> TASK DETAILS: Below are the records; collect from them each line containing the string "token".

> GIVEN DATA:
%%

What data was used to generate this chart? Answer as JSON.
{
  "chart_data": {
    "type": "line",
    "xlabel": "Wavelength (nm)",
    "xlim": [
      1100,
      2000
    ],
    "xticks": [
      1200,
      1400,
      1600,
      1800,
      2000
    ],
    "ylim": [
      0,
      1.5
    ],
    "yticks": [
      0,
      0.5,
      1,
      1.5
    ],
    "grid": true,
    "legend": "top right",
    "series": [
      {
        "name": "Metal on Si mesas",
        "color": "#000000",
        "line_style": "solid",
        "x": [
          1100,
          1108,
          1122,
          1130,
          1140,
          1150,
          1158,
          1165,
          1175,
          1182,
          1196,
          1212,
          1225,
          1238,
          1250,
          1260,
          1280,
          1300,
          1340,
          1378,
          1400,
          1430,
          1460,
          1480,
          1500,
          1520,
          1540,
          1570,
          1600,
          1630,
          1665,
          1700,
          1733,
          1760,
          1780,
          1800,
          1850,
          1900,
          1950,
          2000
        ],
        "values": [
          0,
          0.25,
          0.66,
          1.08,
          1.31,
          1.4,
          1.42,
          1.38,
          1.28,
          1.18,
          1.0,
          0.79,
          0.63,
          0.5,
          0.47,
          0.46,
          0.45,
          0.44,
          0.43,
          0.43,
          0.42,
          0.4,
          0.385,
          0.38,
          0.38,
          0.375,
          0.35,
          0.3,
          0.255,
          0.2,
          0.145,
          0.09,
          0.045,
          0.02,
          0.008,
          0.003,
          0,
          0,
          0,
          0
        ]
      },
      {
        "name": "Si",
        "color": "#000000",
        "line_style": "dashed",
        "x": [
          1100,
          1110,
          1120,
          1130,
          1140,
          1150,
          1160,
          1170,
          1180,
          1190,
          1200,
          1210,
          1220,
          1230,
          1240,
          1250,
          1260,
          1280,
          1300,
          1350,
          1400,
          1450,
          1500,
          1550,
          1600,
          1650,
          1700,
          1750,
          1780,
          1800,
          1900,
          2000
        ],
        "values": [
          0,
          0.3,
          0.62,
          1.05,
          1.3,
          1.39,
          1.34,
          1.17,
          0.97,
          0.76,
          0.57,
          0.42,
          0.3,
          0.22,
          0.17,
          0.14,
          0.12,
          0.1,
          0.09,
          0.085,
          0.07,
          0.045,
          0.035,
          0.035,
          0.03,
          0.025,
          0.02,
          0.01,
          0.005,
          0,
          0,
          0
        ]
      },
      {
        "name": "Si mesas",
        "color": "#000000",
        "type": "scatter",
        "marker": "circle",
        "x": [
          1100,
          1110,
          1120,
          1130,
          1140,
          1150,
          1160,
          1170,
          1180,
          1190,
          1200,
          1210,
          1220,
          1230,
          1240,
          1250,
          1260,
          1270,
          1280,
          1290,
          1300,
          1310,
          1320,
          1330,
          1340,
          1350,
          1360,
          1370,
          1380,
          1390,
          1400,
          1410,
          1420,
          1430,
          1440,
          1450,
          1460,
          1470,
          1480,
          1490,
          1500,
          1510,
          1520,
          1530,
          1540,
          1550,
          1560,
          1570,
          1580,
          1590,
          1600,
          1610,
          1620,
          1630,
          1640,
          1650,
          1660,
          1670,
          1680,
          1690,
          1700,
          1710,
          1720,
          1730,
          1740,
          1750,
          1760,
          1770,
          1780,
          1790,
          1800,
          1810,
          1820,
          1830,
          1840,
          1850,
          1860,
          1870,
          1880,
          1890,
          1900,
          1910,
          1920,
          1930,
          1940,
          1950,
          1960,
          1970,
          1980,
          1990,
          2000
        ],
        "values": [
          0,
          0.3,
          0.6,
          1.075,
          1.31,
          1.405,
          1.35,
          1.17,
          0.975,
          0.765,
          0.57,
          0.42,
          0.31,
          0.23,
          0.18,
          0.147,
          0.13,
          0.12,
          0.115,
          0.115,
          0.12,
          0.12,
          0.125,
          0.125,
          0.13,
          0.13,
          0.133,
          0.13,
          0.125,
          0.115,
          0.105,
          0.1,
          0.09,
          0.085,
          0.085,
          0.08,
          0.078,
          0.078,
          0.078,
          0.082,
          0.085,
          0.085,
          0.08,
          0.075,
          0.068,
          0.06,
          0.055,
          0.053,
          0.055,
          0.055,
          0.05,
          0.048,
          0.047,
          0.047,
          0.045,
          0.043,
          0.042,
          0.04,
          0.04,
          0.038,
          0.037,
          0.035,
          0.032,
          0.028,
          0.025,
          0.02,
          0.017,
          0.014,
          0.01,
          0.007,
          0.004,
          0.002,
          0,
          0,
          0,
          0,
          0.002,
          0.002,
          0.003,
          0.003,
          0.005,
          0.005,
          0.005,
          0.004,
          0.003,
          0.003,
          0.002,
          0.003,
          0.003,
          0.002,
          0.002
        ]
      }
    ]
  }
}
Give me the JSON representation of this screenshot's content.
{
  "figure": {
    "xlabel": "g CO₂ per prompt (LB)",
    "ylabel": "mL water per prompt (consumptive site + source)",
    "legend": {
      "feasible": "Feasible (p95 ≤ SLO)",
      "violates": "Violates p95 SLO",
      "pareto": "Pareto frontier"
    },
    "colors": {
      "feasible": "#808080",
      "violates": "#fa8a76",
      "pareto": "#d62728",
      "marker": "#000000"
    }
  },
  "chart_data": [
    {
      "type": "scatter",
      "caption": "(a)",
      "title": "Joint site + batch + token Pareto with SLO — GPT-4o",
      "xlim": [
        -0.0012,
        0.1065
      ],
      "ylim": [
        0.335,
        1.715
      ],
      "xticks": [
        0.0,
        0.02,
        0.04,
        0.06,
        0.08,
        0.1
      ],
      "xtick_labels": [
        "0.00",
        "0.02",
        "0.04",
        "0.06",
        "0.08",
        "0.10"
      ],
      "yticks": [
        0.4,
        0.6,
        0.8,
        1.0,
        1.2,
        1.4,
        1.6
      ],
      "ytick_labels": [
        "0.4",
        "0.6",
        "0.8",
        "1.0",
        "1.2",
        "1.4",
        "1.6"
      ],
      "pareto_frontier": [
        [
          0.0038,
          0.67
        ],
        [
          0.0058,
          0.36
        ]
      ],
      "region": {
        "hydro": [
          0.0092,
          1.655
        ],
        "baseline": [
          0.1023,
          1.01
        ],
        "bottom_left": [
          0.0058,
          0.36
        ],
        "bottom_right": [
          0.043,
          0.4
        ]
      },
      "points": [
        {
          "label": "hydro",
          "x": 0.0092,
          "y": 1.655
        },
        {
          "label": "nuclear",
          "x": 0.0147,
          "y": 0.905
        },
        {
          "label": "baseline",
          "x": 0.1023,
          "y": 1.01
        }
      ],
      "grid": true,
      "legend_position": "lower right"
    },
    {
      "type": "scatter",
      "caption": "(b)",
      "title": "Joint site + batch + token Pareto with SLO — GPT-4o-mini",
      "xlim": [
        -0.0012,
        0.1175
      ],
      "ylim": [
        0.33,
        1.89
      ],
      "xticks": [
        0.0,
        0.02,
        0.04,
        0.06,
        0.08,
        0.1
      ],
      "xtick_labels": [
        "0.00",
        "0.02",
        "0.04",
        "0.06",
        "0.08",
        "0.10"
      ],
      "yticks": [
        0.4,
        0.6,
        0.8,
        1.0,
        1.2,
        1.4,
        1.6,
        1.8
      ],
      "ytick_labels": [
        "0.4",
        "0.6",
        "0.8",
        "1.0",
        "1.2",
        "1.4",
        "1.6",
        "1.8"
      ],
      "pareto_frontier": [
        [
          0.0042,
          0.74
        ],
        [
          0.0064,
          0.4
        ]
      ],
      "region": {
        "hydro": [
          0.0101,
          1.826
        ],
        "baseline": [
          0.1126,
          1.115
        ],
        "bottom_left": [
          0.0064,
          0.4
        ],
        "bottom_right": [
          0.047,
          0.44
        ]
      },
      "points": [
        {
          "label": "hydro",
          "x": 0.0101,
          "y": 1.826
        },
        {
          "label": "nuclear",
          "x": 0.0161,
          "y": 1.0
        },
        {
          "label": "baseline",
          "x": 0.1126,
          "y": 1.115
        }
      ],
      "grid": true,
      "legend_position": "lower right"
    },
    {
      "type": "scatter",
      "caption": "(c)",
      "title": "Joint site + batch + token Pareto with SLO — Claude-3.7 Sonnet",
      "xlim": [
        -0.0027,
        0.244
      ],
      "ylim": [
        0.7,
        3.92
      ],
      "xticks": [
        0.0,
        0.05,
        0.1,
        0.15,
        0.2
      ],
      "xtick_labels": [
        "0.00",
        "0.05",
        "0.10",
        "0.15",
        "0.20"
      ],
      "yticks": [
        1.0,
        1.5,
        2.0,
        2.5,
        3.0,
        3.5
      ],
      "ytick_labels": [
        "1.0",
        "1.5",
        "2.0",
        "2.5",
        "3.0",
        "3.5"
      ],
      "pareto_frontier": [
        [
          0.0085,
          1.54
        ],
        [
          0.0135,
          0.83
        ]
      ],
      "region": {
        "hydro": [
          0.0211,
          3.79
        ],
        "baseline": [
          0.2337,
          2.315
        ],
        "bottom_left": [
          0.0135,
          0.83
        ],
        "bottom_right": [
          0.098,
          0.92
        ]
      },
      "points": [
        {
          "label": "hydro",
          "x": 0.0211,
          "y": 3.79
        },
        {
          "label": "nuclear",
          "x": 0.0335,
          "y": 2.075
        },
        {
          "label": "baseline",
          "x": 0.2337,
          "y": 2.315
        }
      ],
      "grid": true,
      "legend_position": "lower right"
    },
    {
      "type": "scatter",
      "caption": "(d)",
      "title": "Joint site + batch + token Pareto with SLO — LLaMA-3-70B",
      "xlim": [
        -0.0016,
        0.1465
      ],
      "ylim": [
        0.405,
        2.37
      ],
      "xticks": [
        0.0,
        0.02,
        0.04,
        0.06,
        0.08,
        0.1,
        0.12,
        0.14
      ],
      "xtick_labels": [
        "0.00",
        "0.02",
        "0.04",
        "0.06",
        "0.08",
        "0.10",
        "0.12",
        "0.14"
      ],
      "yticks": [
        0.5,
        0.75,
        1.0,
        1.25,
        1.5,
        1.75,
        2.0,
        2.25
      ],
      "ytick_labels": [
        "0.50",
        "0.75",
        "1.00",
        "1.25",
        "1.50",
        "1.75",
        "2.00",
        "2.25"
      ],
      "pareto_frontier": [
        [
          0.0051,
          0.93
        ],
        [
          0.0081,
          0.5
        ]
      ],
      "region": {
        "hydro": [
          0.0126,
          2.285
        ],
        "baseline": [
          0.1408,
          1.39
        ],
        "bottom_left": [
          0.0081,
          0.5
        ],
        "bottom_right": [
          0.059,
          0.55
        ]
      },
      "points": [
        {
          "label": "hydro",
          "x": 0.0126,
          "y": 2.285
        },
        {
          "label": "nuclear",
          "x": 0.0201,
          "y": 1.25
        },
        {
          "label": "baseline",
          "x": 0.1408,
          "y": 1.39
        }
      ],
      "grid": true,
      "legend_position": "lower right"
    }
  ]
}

%%

> WRITTEN REPLY:
      "title": "Joint site + batch + token Pareto with SLO — GPT-4o",
      "title": "Joint site + batch + token Pareto with SLO — GPT-4o-mini",
      "title": "Joint site + batch + token Pareto with SLO — Claude-3.7 Sonnet",
      "title": "Joint site + batch + token Pareto with SLO — LLaMA-3-70B",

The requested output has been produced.